Data shown:

____

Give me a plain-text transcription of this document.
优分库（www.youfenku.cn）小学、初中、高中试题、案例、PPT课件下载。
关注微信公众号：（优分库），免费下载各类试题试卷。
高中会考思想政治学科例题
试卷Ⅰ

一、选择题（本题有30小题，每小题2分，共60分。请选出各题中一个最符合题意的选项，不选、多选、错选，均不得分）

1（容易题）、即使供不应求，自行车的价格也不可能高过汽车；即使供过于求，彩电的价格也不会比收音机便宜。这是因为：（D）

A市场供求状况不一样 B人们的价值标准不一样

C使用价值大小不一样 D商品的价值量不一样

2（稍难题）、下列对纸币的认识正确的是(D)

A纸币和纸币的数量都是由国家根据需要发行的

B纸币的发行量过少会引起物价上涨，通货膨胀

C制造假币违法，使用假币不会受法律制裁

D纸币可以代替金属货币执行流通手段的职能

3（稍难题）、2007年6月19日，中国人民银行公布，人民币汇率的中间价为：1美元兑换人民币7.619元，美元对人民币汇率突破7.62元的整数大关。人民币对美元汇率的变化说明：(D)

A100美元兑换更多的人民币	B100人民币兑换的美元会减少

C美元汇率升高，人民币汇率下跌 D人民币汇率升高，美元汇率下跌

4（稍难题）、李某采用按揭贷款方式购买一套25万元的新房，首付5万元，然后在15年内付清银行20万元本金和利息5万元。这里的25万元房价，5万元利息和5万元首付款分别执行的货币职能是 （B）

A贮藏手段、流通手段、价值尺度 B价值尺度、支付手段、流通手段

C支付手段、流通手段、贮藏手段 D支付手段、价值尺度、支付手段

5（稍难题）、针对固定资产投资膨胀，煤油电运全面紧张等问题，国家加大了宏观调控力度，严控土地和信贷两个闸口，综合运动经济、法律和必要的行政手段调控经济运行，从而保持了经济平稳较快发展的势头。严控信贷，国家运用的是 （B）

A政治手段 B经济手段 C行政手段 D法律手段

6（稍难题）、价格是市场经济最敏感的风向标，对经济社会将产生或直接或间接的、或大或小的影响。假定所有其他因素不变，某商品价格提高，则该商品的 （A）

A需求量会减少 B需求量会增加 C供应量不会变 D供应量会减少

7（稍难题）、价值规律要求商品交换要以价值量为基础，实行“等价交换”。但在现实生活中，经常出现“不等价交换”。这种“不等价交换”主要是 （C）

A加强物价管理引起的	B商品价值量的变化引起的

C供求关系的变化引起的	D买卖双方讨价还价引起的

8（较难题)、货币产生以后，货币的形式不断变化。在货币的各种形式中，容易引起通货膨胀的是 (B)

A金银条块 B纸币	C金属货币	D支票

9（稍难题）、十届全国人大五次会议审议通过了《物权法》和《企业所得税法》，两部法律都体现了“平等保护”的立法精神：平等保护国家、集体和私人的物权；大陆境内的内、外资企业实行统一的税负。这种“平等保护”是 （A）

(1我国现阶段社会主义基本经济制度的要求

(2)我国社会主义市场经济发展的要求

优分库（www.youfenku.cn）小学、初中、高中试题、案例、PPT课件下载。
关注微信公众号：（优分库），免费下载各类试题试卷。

____

Brief: Locate each line containing the string "价值尺度" and show it.

Problem solution:
A贮藏手段、流通手段、价值尺度 B价值尺度、支付手段、流通手段
C支付手段、流通手段、贮藏手段 D支付手段、价值尺度、支付手段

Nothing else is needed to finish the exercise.